**YOUR ASSIGNMENT:** For the material that follows, state the number of lines where "Relative" occurs, and add nothing.

○ ○ ○ ○ ○

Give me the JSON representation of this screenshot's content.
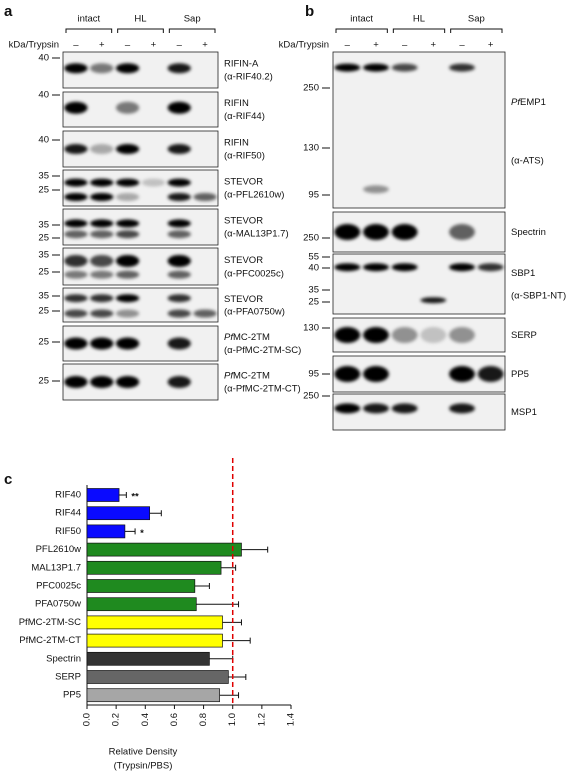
{
  "panel_a": {
    "letter": "a",
    "unit_label": "kDa/Trypsin",
    "groups": [
      "intact",
      "HL",
      "Sap"
    ],
    "lanes": [
      "–",
      "+",
      "–",
      "+",
      "–",
      "+"
    ],
    "blots": [
      {
        "name": "RIFIN-A",
        "antibody": "(α-RIF40.2)",
        "markers": [
          40
        ]
      },
      {
        "name": "RIFIN",
        "antibody": "(α-RIF44)",
        "markers": [
          40
        ]
      },
      {
        "name": "RIFIN",
        "antibody": "(α-RIF50)",
        "markers": [
          40
        ]
      },
      {
        "name": "STEVOR",
        "antibody": "(α-PFL2610w)",
        "markers": [
          35,
          25
        ]
      },
      {
        "name": "STEVOR",
        "antibody": "(α-MAL13P1.7)",
        "markers": [
          35,
          25
        ]
      },
      {
        "name": "STEVOR",
        "antibody": "(α-PFC0025c)",
        "markers": [
          35,
          25
        ]
      },
      {
        "name": "STEVOR",
        "antibody": "(α-PFA0750w)",
        "markers": [
          35,
          25
        ]
      },
      {
        "name_prefix": "Pf",
        "name": "MC-2TM",
        "antibody": "(α-PfMC-2TM-SC)",
        "markers": [
          25
        ]
      },
      {
        "name_prefix": "Pf",
        "name": "MC-2TM",
        "antibody": "(α-PfMC-2TM-CT)",
        "markers": [
          25
        ]
      }
    ]
  },
  "panel_b": {
    "letter": "b",
    "unit_label": "kDa/Trypsin",
    "groups": [
      "intact",
      "HL",
      "Sap"
    ],
    "lanes": [
      "–",
      "+",
      "–",
      "+",
      "–",
      "+"
    ],
    "blots": [
      {
        "name_prefix": "Pf",
        "name": "EMP1",
        "antibody": "(α-ATS)",
        "markers": [
          250,
          130,
          95
        ]
      },
      {
        "name": "Spectrin",
        "markers": [
          250
        ]
      },
      {
        "name": "SBP1",
        "antibody": "(α-SBP1-NT)",
        "markers": [
          55,
          40,
          35,
          25
        ]
      },
      {
        "name": "SERP",
        "markers": [
          130
        ]
      },
      {
        "name": "PP5",
        "markers": [
          95
        ]
      },
      {
        "name": "MSP1",
        "markers": [
          250
        ]
      }
    ]
  },
  "chart_data": {
    "type": "bar",
    "orientation": "horizontal",
    "letter": "c",
    "categories": [
      "RIF40",
      "RIF44",
      "RIF50",
      "PFL2610w",
      "MAL13P1.7",
      "PFC0025c",
      "PFA0750w",
      "PfMC-2TM-SC",
      "PfMC-2TM-CT",
      "Spectrin",
      "SERP",
      "PP5"
    ],
    "values": [
      0.22,
      0.43,
      0.26,
      1.06,
      0.92,
      0.74,
      0.75,
      0.93,
      0.93,
      0.84,
      0.97,
      0.91
    ],
    "errors": [
      0.05,
      0.08,
      0.07,
      0.18,
      0.1,
      0.1,
      0.29,
      0.13,
      0.19,
      0.16,
      0.12,
      0.13
    ],
    "colors": [
      "#0a0aff",
      "#0a0aff",
      "#0a0aff",
      "#1f8a1f",
      "#1f8a1f",
      "#1f8a1f",
      "#1f8a1f",
      "#ffff00",
      "#ffff00",
      "#333333",
      "#666666",
      "#a6a6a6"
    ],
    "significance": [
      "**",
      null,
      "*",
      null,
      null,
      null,
      null,
      null,
      null,
      null,
      null,
      null
    ],
    "reference_line": 1.0,
    "reference_color": "#e00000",
    "xlim": [
      0,
      1.4
    ],
    "xticks": [
      {
        "value": 0,
        "label": "0.0"
      },
      0.2,
      0.4,
      0.6,
      0.8,
      {
        "value": 1,
        "label": "1.0"
      },
      1.2,
      1.4
    ],
    "xlabel": [
      "Relative Density",
      "(Trypsin/PBS)"
    ]
  }
}
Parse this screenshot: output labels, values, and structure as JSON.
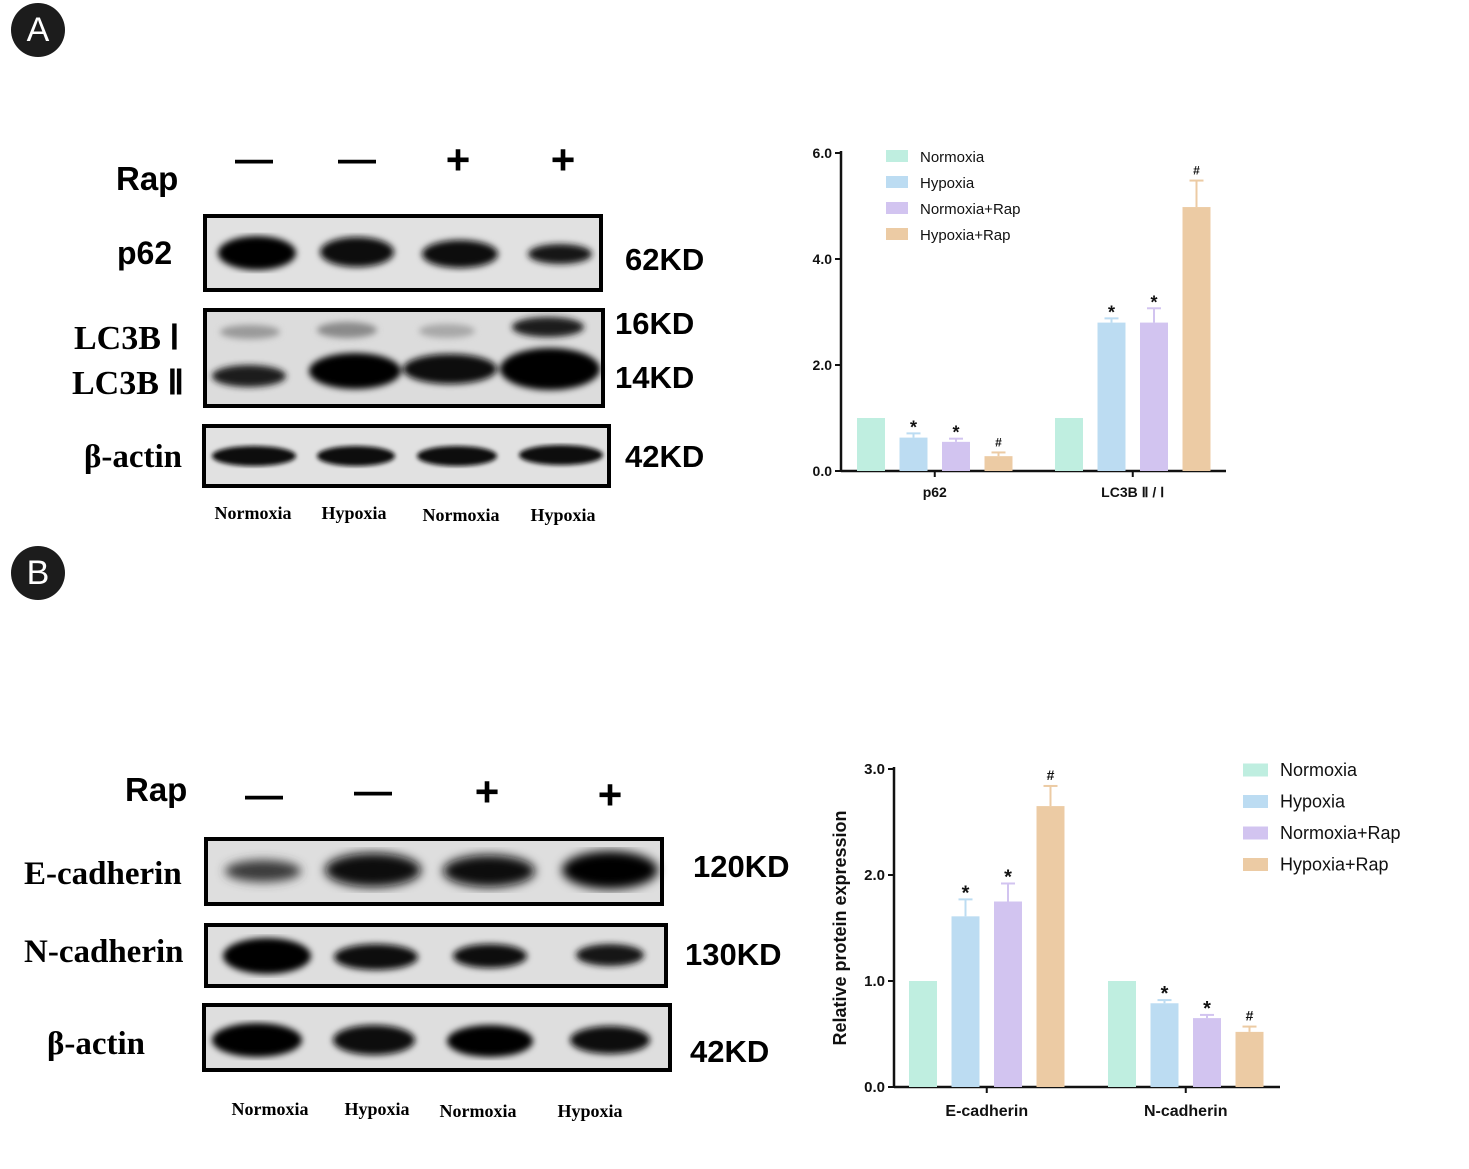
{
  "panels": {
    "a": "A",
    "b": "B"
  },
  "blot_a": {
    "treatment_label": "Rap",
    "treatment_signs": [
      "—",
      "—",
      "+",
      "+"
    ],
    "rows": [
      {
        "label": "p62",
        "kd": "62KD"
      },
      {
        "label_top": "LC3B Ⅰ",
        "label_bottom": "LC3B Ⅱ",
        "kd_top": "16KD",
        "kd_bottom": "14KD"
      },
      {
        "label": "β-actin",
        "kd": "42KD"
      }
    ],
    "lanes": [
      "Normoxia",
      "Hypoxia",
      "Normoxia",
      "Hypoxia"
    ]
  },
  "blot_b": {
    "treatment_label": "Rap",
    "treatment_signs": [
      "—",
      "—",
      "+",
      "+"
    ],
    "rows": [
      {
        "label": "E-cadherin",
        "kd": "120KD"
      },
      {
        "label": "N-cadherin",
        "kd": "130KD"
      },
      {
        "label": "β-actin",
        "kd": "42KD"
      }
    ],
    "lanes": [
      "Normoxia",
      "Hypoxia",
      "Normoxia",
      "Hypoxia"
    ]
  },
  "colors": {
    "Normoxia": "#bfeee0",
    "Hypoxia": "#bcdcf2",
    "Normoxia+Rap": "#d2c4f0",
    "Hypoxia+Rap": "#eccba4",
    "axis": "#111111"
  },
  "chart_data": [
    {
      "type": "bar",
      "title": "",
      "xlabel": "",
      "ylabel": "",
      "ylim": [
        0,
        6
      ],
      "yticks": [
        "0.0",
        "2.0",
        "4.0",
        "6.0"
      ],
      "categories": [
        "p62",
        "LC3B Ⅱ / Ⅰ"
      ],
      "legend_position": "top-left",
      "series": [
        {
          "name": "Normoxia",
          "values": [
            1.0,
            1.0
          ],
          "errors": [
            0,
            0
          ],
          "marks": [
            "",
            ""
          ]
        },
        {
          "name": "Hypoxia",
          "values": [
            0.63,
            2.8
          ],
          "errors": [
            0.08,
            0.08
          ],
          "marks": [
            "*",
            "*"
          ]
        },
        {
          "name": "Normoxia+Rap",
          "values": [
            0.55,
            2.8
          ],
          "errors": [
            0.06,
            0.27
          ],
          "marks": [
            "*",
            "*"
          ]
        },
        {
          "name": "Hypoxia+Rap",
          "values": [
            0.28,
            4.98
          ],
          "errors": [
            0.07,
            0.5
          ],
          "marks": [
            "#",
            "#"
          ]
        }
      ]
    },
    {
      "type": "bar",
      "title": "",
      "xlabel": "",
      "ylabel": "Relative protein expression",
      "ylim": [
        0,
        3
      ],
      "yticks": [
        "0.0",
        "1.0",
        "2.0",
        "3.0"
      ],
      "categories": [
        "E-cadherin",
        "N-cadherin"
      ],
      "legend_position": "top-right",
      "series": [
        {
          "name": "Normoxia",
          "values": [
            1.0,
            1.0
          ],
          "errors": [
            0,
            0
          ],
          "marks": [
            "",
            ""
          ]
        },
        {
          "name": "Hypoxia",
          "values": [
            1.61,
            0.79
          ],
          "errors": [
            0.16,
            0.03
          ],
          "marks": [
            "*",
            "*"
          ]
        },
        {
          "name": "Normoxia+Rap",
          "values": [
            1.75,
            0.65
          ],
          "errors": [
            0.17,
            0.03
          ],
          "marks": [
            "*",
            "*"
          ]
        },
        {
          "name": "Hypoxia+Rap",
          "values": [
            2.65,
            0.52
          ],
          "errors": [
            0.19,
            0.05
          ],
          "marks": [
            "#",
            "#"
          ]
        }
      ]
    }
  ]
}
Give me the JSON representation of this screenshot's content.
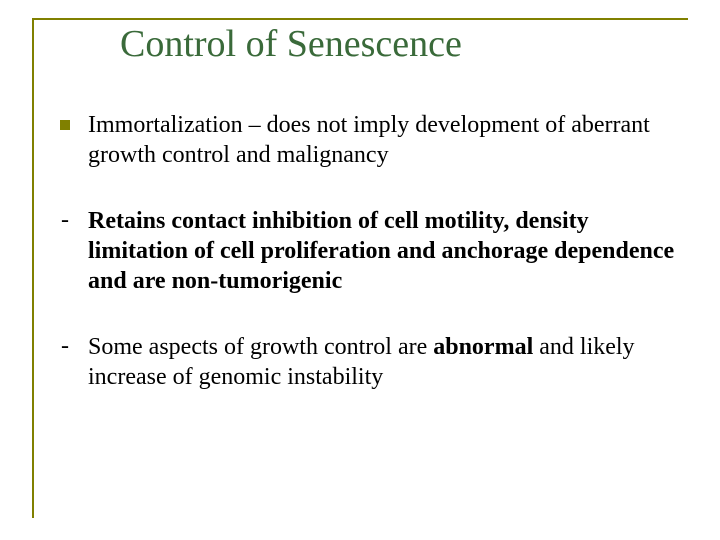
{
  "slide": {
    "title": "Control of Senescence",
    "title_color": "#3a6a3a",
    "title_fontsize": 38,
    "frame_color": "#808000",
    "background_color": "#ffffff",
    "body_fontsize": 24,
    "body_color": "#000000",
    "bullets": [
      {
        "marker": "square",
        "marker_color": "#808000",
        "runs": [
          {
            "text": "Immortalization – does not imply development of aberrant growth control and malignancy",
            "bold": false
          }
        ]
      },
      {
        "marker": "dash",
        "runs": [
          {
            "text": "Retains contact inhibition of cell motility, density limitation of cell proliferation and anchorage dependence and are non-tumorigenic",
            "bold": true
          }
        ]
      },
      {
        "marker": "dash",
        "runs": [
          {
            "text": "Some aspects of growth control are ",
            "bold": false
          },
          {
            "text": "abnormal",
            "bold": true
          },
          {
            "text": " and likely increase of genomic instability",
            "bold": false
          }
        ]
      }
    ]
  }
}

○ ○ ○ ○ ○

**SOLUTION:** 2